AIM OF THE TASK: Every line of the records must be repeated exactly; pictures stay out.
>> start RECORDS FOR THIS TASK
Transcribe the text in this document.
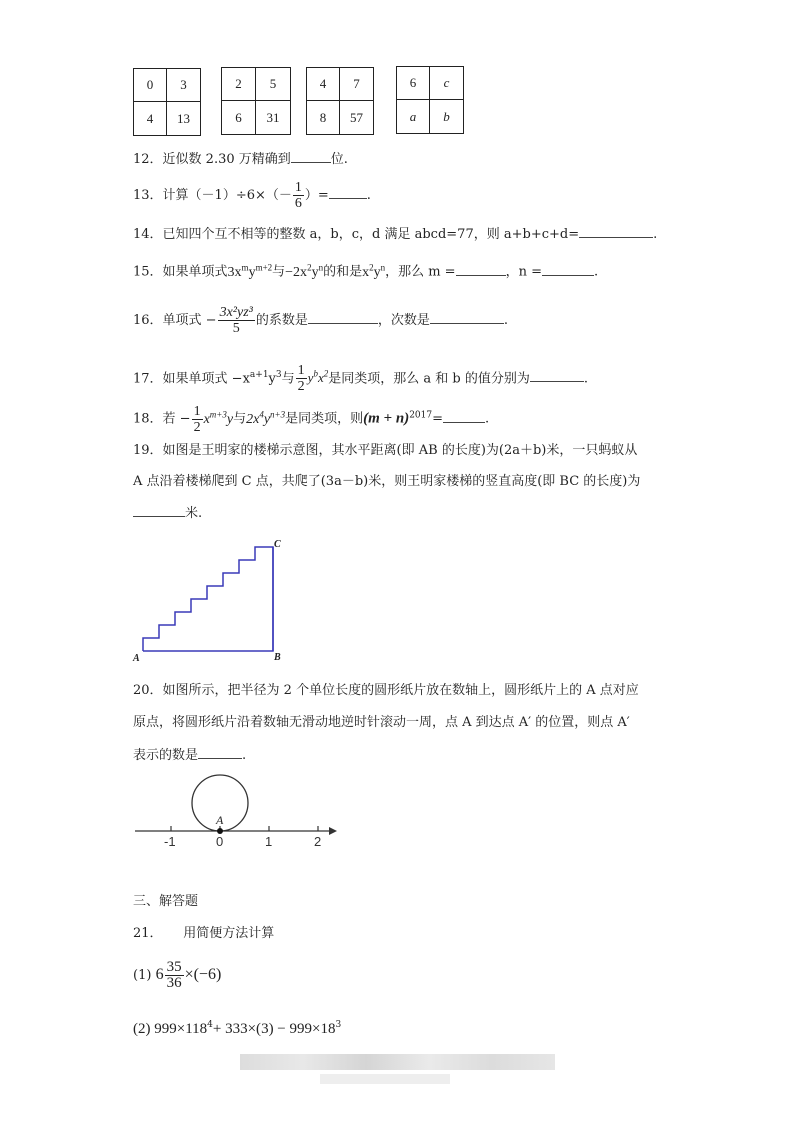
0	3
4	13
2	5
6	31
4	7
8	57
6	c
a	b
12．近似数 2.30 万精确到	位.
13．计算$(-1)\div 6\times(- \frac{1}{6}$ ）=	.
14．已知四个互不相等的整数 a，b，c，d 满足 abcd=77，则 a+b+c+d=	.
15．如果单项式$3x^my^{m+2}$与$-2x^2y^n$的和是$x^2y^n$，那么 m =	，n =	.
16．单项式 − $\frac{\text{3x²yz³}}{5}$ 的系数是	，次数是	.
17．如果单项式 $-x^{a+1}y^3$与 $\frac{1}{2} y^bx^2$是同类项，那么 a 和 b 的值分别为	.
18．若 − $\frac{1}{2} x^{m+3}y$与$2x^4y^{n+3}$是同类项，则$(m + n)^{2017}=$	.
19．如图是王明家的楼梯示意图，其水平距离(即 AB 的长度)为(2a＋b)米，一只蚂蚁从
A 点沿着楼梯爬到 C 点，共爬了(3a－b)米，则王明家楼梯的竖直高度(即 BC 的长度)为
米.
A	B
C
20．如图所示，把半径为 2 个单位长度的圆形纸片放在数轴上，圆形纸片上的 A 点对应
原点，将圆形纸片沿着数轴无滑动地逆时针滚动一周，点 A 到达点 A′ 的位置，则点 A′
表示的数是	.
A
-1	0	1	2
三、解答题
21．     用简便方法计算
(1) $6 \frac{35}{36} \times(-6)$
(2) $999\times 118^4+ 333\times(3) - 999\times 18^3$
>> end RECORDS FOR THIS TASK
ANSWER FOR THE TASK:
Transcribe the text in this document.
0	3
4	13
2	5
6	31
4	7
8	57
6	c
a	b
12．近似数 2.30 万精确到	位.
13．计算$(-1)\div 6\times(- \frac{1}{6}$ ）=	.
14．已知四个互不相等的整数 a，b，c，d 满足 abcd=77，则 a+b+c+d=	.
15．如果单项式$3x^my^{m+2}$与$-2x^2y^n$的和是$x^2y^n$，那么 m =	，n =	.
16．单项式 − $\frac{\text{3x²yz³}}{5}$ 的系数是	，次数是	.
17．如果单项式 $-x^{a+1}y^3$与 $\frac{1}{2} y^bx^2$是同类项，那么 a 和 b 的值分别为	.
18．若 − $\frac{1}{2} x^{m+3}y$与$2x^4y^{n+3}$是同类项，则$(m + n)^{2017}=$	.
19．如图是王明家的楼梯示意图，其水平距离(即 AB 的长度)为(2a＋b)米，一只蚂蚁从
A 点沿着楼梯爬到 C 点，共爬了(3a－b)米，则王明家楼梯的竖直高度(即 BC 的长度)为
米.
A	B
C
20．如图所示，把半径为 2 个单位长度的圆形纸片放在数轴上，圆形纸片上的 A 点对应
原点，将圆形纸片沿着数轴无滑动地逆时针滚动一周，点 A 到达点 A′ 的位置，则点 A′
表示的数是	.
A
-1	0	1	2
三、解答题
21．     用简便方法计算
(1) $6 \frac{35}{36} \times(-6)$
(2) $999\times 118^4+ 333\times(3) - 999\times 18^3$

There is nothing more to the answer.